#### Dataset excerpts

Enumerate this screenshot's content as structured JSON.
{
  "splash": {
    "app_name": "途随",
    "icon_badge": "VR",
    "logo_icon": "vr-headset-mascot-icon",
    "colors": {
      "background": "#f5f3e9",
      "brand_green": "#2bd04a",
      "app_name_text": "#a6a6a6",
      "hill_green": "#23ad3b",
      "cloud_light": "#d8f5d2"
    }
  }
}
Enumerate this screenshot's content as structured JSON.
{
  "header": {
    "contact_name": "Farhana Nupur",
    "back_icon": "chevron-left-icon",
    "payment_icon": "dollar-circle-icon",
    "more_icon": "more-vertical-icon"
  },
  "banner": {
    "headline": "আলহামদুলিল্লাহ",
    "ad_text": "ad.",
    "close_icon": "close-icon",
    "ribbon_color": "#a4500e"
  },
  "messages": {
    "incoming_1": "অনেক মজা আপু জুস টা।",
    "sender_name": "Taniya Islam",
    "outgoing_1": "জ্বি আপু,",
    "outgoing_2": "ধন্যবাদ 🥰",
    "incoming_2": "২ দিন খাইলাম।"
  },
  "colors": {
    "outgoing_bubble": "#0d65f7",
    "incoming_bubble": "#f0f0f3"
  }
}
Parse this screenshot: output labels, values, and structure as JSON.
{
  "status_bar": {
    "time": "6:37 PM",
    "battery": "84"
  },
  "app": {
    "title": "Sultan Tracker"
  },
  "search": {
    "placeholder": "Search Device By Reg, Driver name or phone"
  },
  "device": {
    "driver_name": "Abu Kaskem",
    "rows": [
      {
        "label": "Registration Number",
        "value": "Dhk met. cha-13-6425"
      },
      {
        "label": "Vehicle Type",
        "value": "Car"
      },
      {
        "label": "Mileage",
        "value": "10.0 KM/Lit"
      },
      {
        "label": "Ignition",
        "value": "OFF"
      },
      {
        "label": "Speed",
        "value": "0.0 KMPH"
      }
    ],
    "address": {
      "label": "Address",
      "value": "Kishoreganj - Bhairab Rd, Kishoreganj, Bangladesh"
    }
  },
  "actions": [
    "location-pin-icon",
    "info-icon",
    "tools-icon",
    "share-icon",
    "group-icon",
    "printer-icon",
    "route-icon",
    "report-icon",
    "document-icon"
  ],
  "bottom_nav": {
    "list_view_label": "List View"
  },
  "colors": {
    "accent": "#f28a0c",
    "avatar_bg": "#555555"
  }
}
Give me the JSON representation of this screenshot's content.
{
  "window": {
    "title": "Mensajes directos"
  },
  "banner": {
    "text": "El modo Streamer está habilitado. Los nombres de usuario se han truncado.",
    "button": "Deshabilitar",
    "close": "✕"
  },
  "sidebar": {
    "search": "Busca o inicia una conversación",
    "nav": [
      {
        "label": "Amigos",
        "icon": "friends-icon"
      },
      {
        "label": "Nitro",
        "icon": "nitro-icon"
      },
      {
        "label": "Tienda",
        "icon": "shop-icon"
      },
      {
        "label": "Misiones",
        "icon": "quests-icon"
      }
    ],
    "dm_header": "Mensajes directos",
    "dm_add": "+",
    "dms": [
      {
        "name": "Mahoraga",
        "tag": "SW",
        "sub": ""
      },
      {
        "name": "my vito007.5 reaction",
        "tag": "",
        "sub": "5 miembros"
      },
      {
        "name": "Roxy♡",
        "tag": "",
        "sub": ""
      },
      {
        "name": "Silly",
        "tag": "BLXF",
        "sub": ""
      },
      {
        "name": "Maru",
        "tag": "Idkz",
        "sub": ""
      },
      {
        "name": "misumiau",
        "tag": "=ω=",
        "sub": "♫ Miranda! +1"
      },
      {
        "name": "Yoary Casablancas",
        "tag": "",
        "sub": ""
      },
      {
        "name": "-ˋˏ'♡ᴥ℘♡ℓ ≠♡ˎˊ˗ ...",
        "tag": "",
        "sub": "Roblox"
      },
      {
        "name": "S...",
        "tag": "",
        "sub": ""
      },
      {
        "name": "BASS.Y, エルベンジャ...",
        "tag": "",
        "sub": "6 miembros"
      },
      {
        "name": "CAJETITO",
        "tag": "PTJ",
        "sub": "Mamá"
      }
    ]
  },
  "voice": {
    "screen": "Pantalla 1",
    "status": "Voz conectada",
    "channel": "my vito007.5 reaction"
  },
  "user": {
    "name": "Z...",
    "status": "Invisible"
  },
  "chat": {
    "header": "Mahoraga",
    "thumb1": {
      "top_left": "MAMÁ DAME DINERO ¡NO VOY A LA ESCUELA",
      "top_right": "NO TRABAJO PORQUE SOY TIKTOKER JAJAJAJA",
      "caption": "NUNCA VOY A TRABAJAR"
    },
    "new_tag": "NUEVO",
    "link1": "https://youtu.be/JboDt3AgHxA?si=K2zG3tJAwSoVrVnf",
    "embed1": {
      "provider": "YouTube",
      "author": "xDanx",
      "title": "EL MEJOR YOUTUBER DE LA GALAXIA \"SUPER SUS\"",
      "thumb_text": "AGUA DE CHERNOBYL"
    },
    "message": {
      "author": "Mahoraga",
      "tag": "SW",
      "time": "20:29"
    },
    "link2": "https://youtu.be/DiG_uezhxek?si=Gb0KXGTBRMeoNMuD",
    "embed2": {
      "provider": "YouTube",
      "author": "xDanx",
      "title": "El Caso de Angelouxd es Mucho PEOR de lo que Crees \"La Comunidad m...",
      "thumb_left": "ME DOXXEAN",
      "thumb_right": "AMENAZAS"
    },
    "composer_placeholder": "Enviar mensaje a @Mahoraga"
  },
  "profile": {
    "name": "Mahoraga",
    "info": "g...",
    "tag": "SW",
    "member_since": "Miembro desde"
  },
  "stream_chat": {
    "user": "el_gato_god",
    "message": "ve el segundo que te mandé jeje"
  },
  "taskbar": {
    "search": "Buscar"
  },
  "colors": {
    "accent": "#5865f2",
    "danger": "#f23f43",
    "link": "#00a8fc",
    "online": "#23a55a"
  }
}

########

* Exercise instructions *
Using the listing above, retype each line exactly.

* Solution for this problem *
Enumerate this screenshot's content as structured JSON.
{
  "splash": {
    "app_name": "途随",
    "icon_badge": "VR",
    "logo_icon": "vr-headset-mascot-icon",
    "colors": {
      "background": "#f5f3e9",
      "brand_green": "#2bd04a",
      "app_name_text": "#a6a6a6",
      "hill_green": "#23ad3b",
      "cloud_light": "#d8f5d2"
    }
  }
}
Enumerate this screenshot's content as structured JSON.
{
  "header": {
    "contact_name": "Farhana Nupur",
    "back_icon": "chevron-left-icon",
    "payment_icon": "dollar-circle-icon",
    "more_icon": "more-vertical-icon"
  },
  "banner": {
    "headline": "আলহামদুলিল্লাহ",
    "ad_text": "ad.",
    "close_icon": "close-icon",
    "ribbon_color": "#a4500e"
  },
  "messages": {
    "incoming_1": "অনেক মজা আপু জুস টা।",
    "sender_name": "Taniya Islam",
    "outgoing_1": "জ্বি আপু,",
    "outgoing_2": "ধন্যবাদ 🥰",
    "incoming_2": "২ দিন খাইলাম।"
  },
  "colors": {
    "outgoing_bubble": "#0d65f7",
    "incoming_bubble": "#f0f0f3"
  }
}
Parse this screenshot: output labels, values, and structure as JSON.
{
  "status_bar": {
    "time": "6:37 PM",
    "battery": "84"
  },
  "app": {
    "title": "Sultan Tracker"
  },
  "search": {
    "placeholder": "Search Device By Reg, Driver name or phone"
  },
  "device": {
    "driver_name": "Abu Kaskem",
    "rows": [
      {
        "label": "Registration Number",
        "value": "Dhk met. cha-13-6425"
      },
      {
        "label": "Vehicle Type",
        "value": "Car"
      },
      {
        "label": "Mileage",
        "value": "10.0 KM/Lit"
      },
      {
        "label": "Ignition",
        "value": "OFF"
      },
      {
        "label": "Speed",
        "value": "0.0 KMPH"
      }
    ],
    "address": {
      "label": "Address",
      "value": "Kishoreganj - Bhairab Rd, Kishoreganj, Bangladesh"
    }
  },
  "actions": [
    "location-pin-icon",
    "info-icon",
    "tools-icon",
    "share-icon",
    "group-icon",
    "printer-icon",
    "route-icon",
    "report-icon",
    "document-icon"
  ],
  "bottom_nav": {
    "list_view_label": "List View"
  },
  "colors": {
    "accent": "#f28a0c",
    "avatar_bg": "#555555"
  }
}
Give me the JSON representation of this screenshot's content.
{
  "window": {
    "title": "Mensajes directos"
  },
  "banner": {
    "text": "El modo Streamer está habilitado. Los nombres de usuario se han truncado.",
    "button": "Deshabilitar",
    "close": "✕"
  },
  "sidebar": {
    "search": "Busca o inicia una conversación",
    "nav": [
      {
        "label": "Amigos",
        "icon": "friends-icon"
      },
      {
        "label": "Nitro",
        "icon": "nitro-icon"
      },
      {
        "label": "Tienda",
        "icon": "shop-icon"
      },
      {
        "label": "Misiones",
        "icon": "quests-icon"
      }
    ],
    "dm_header": "Mensajes directos",
    "dm_add": "+",
    "dms": [
      {
        "name": "Mahoraga",
        "tag": "SW",
        "sub": ""
      },
      {
        "name": "my vito007.5 reaction",
        "tag": "",
        "sub": "5 miembros"
      },
      {
        "name": "Roxy♡",
        "tag": "",
        "sub": ""
      },
      {
        "name": "Silly",
        "tag": "BLXF",
        "sub": ""
      },
      {
        "name": "Maru",
        "tag": "Idkz",
        "sub": ""
      },
      {
        "name": "misumiau",
        "tag": "=ω=",
        "sub": "♫ Miranda! +1"
      },
      {
        "name": "Yoary Casablancas",
        "tag": "",
        "sub": ""
      },
      {
        "name": "-ˋˏ'♡ᴥ℘♡ℓ ≠♡ˎˊ˗ ...",
        "tag": "",
        "sub": "Roblox"
      },
      {
        "name": "S...",
        "tag": "",
        "sub": ""
      },
      {
        "name": "BASS.Y, エルベンジャ...",
        "tag": "",
        "sub": "6 miembros"
      },
      {
        "name": "CAJETITO",
        "tag": "PTJ",
        "sub": "Mamá"
      }
    ]
  },
  "voice": {
    "screen": "Pantalla 1",
    "status": "Voz conectada",
    "channel": "my vito007.5 reaction"
  },
  "user": {
    "name": "Z...",
    "status": "Invisible"
  },
  "chat": {
    "header": "Mahoraga",
    "thumb1": {
      "top_left": "MAMÁ DAME DINERO ¡NO VOY A LA ESCUELA",
      "top_right": "NO TRABAJO PORQUE SOY TIKTOKER JAJAJAJA",
      "caption": "NUNCA VOY A TRABAJAR"
    },
    "new_tag": "NUEVO",
    "link1": "https://youtu.be/JboDt3AgHxA?si=K2zG3tJAwSoVrVnf",
    "embed1": {
      "provider": "YouTube",
      "author": "xDanx",
      "title": "EL MEJOR YOUTUBER DE LA GALAXIA \"SUPER SUS\"",
      "thumb_text": "AGUA DE CHERNOBYL"
    },
    "message": {
      "author": "Mahoraga",
      "tag": "SW",
      "time": "20:29"
    },
    "link2": "https://youtu.be/DiG_uezhxek?si=Gb0KXGTBRMeoNMuD",
    "embed2": {
      "provider": "YouTube",
      "author": "xDanx",
      "title": "El Caso de Angelouxd es Mucho PEOR de lo que Crees \"La Comunidad m...",
      "thumb_left": "ME DOXXEAN",
      "thumb_right": "AMENAZAS"
    },
    "composer_placeholder": "Enviar mensaje a @Mahoraga"
  },
  "profile": {
    "name": "Mahoraga",
    "info": "g...",
    "tag": "SW",
    "member_since": "Miembro desde"
  },
  "stream_chat": {
    "user": "el_gato_god",
    "message": "ve el segundo que te mandé jeje"
  },
  "taskbar": {
    "search": "Buscar"
  },
  "colors": {
    "accent": "#5865f2",
    "danger": "#f23f43",
    "link": "#00a8fc",
    "online": "#23a55a"
  }
}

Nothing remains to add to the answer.